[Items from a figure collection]
########
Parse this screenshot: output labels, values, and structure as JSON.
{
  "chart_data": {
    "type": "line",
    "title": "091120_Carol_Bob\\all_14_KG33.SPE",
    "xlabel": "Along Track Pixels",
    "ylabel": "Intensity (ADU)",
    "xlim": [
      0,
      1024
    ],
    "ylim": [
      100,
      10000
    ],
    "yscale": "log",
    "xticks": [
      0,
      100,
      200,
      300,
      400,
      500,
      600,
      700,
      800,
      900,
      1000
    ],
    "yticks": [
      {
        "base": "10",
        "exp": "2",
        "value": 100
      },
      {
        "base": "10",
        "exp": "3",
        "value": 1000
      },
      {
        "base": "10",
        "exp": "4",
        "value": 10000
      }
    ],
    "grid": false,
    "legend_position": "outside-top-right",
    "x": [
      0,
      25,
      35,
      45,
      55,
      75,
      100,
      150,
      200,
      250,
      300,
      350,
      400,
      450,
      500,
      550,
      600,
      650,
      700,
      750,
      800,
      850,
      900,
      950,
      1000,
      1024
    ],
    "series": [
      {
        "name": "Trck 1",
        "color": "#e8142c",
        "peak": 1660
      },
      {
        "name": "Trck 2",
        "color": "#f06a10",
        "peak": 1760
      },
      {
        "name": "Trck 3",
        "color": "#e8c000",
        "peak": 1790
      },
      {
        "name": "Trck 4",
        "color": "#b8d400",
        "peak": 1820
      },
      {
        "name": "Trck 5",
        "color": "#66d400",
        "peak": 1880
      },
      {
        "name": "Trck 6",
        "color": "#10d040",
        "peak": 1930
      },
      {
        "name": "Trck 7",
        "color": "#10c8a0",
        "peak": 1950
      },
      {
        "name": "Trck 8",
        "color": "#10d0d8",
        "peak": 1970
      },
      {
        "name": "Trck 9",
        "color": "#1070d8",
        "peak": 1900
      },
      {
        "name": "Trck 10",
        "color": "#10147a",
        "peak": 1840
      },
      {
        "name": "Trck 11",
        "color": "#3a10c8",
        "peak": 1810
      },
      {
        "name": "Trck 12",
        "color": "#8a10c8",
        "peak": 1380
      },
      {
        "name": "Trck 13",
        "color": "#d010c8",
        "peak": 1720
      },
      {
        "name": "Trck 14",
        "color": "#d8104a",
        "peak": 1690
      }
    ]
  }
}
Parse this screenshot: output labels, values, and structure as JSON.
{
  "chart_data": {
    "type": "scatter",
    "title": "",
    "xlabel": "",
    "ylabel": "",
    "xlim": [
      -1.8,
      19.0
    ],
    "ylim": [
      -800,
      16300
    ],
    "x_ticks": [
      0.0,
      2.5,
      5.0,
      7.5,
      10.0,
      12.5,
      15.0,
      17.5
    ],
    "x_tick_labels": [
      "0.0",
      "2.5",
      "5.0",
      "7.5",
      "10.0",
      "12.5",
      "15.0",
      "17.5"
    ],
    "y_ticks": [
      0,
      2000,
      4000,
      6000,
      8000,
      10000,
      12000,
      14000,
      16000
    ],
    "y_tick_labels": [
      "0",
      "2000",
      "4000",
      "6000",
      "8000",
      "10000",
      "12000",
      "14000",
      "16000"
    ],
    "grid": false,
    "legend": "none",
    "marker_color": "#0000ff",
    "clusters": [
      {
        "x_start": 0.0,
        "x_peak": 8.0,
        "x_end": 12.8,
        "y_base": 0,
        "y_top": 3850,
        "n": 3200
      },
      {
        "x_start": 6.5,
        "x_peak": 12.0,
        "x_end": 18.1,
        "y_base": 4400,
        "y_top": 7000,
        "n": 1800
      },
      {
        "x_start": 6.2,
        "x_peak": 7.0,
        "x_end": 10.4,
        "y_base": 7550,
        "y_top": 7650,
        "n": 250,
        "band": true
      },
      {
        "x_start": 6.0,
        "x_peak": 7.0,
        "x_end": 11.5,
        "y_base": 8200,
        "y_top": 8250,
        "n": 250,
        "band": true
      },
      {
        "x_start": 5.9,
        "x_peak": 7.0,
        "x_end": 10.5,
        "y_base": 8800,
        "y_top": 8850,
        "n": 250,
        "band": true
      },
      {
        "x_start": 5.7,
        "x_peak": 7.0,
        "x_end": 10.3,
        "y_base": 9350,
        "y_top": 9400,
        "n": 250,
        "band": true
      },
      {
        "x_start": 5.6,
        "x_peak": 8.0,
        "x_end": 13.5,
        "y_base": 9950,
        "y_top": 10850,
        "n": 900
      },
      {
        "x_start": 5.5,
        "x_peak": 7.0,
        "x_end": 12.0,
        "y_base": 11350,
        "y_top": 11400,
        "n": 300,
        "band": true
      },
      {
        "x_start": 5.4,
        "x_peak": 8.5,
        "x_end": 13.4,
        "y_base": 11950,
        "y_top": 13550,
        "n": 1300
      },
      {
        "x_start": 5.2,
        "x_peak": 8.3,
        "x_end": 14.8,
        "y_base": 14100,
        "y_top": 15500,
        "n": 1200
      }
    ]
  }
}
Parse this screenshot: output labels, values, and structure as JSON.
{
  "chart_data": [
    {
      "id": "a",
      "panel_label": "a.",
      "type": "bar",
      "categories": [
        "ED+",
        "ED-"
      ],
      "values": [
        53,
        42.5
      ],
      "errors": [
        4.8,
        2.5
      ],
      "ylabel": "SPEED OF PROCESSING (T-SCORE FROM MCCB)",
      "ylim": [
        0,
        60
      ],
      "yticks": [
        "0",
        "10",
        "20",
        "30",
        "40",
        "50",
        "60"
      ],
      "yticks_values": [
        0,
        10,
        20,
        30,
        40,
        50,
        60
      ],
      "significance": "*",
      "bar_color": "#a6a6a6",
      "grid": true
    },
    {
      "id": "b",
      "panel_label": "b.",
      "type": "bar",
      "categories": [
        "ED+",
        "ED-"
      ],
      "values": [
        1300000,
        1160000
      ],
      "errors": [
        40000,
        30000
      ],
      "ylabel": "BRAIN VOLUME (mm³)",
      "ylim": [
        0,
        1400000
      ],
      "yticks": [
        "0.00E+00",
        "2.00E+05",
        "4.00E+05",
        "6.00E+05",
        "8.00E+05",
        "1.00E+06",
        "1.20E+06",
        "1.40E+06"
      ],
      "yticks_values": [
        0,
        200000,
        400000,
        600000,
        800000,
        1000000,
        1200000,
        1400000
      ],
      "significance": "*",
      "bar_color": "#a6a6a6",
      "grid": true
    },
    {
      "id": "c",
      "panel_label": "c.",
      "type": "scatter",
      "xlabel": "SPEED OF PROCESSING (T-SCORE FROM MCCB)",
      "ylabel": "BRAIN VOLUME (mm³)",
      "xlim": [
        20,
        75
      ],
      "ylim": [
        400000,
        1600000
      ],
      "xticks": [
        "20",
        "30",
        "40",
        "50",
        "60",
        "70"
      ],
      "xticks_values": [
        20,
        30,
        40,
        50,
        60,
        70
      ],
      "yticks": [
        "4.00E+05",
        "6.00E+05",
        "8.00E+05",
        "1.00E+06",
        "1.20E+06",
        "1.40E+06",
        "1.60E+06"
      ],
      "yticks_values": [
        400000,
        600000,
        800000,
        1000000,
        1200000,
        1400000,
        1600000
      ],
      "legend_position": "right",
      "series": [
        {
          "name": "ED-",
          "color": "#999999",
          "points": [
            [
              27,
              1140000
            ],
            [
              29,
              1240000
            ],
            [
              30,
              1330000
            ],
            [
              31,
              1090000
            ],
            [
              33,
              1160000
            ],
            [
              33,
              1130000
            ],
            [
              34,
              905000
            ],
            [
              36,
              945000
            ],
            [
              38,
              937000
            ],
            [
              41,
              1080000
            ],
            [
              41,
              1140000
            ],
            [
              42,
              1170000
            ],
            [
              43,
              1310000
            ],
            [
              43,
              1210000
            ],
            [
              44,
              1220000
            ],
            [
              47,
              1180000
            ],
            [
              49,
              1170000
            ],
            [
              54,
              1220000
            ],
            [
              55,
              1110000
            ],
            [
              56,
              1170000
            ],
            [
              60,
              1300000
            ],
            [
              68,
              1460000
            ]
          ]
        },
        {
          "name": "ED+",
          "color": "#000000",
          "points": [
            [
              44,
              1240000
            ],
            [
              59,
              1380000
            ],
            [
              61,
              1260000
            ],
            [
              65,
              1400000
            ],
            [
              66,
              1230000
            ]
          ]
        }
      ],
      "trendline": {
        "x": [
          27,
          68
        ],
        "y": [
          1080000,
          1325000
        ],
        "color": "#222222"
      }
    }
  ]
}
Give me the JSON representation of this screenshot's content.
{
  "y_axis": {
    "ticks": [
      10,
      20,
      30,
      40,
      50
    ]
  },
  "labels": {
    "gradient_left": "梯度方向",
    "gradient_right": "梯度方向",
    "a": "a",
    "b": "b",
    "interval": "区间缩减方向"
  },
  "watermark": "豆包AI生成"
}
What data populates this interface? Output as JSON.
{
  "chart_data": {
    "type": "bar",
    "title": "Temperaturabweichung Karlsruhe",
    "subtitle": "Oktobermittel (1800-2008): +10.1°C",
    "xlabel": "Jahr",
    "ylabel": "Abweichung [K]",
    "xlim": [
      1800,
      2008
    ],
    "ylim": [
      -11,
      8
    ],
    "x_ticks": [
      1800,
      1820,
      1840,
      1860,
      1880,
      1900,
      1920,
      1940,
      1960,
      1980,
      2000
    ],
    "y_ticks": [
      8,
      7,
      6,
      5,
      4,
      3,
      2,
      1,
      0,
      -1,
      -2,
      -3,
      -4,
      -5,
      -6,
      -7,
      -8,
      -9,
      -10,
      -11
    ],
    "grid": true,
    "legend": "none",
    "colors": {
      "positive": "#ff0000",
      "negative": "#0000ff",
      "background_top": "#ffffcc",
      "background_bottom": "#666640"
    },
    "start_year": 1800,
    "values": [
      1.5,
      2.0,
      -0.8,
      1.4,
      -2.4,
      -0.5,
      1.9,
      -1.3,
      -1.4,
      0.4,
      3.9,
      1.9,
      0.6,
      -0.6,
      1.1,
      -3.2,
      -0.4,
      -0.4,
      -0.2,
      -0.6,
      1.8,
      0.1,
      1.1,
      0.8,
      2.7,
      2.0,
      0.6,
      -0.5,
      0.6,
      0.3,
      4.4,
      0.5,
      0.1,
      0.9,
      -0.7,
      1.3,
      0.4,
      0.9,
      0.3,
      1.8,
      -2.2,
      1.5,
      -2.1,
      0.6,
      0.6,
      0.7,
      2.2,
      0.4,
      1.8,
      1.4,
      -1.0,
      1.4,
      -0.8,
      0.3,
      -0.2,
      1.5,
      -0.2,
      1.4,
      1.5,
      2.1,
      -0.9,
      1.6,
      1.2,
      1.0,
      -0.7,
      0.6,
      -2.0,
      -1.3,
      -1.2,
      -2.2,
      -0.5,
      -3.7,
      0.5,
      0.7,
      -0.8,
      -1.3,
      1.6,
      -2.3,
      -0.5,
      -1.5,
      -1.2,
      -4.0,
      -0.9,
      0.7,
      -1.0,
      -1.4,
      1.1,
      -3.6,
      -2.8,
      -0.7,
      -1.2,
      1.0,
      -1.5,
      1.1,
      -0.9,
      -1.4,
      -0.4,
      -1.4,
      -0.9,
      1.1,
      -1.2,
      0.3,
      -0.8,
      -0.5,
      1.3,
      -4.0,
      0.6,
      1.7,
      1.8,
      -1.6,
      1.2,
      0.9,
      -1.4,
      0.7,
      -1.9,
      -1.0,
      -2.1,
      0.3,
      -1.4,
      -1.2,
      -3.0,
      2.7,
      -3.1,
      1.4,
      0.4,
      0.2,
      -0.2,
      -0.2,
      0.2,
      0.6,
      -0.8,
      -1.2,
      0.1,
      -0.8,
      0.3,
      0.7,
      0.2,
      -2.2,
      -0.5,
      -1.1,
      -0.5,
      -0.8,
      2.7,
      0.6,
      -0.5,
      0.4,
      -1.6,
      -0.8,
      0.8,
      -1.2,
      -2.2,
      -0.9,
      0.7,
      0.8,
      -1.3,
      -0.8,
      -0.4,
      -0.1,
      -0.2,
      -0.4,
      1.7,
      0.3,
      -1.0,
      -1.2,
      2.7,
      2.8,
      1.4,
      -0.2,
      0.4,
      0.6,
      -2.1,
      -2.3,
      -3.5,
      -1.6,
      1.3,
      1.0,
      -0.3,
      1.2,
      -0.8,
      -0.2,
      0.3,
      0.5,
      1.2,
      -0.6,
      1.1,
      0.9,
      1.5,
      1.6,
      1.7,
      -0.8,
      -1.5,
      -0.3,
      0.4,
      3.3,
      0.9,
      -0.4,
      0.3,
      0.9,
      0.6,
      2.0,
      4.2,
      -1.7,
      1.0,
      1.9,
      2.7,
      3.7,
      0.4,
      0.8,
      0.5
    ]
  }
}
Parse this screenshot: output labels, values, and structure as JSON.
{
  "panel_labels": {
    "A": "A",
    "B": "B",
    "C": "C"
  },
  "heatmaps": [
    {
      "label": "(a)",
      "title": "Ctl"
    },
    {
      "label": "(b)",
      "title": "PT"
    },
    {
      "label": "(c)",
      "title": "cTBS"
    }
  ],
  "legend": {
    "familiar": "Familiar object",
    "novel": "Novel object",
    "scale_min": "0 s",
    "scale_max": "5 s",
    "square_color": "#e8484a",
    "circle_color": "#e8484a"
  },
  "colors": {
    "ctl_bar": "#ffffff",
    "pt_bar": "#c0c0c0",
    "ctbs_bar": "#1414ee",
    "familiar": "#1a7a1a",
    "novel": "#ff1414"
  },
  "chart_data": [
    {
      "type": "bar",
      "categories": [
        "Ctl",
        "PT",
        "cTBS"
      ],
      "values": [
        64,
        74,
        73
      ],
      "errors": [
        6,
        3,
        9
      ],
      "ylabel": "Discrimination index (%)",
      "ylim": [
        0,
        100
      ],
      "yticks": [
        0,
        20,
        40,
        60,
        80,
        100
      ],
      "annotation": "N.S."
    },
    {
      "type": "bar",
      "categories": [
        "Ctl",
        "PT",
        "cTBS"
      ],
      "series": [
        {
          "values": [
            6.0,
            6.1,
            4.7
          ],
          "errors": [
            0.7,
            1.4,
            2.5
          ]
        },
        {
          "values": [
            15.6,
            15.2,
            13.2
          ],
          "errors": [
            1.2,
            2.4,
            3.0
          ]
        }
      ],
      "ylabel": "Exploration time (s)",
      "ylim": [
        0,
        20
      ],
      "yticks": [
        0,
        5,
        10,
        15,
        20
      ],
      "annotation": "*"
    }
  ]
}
########
Exercise details: Leave out every line without the string "SCORE" and copy the rest.

Response to this task:
      "ylabel": "SPEED OF PROCESSING (T-SCORE FROM MCCB)",
      "xlabel": "SPEED OF PROCESSING (T-SCORE FROM MCCB)",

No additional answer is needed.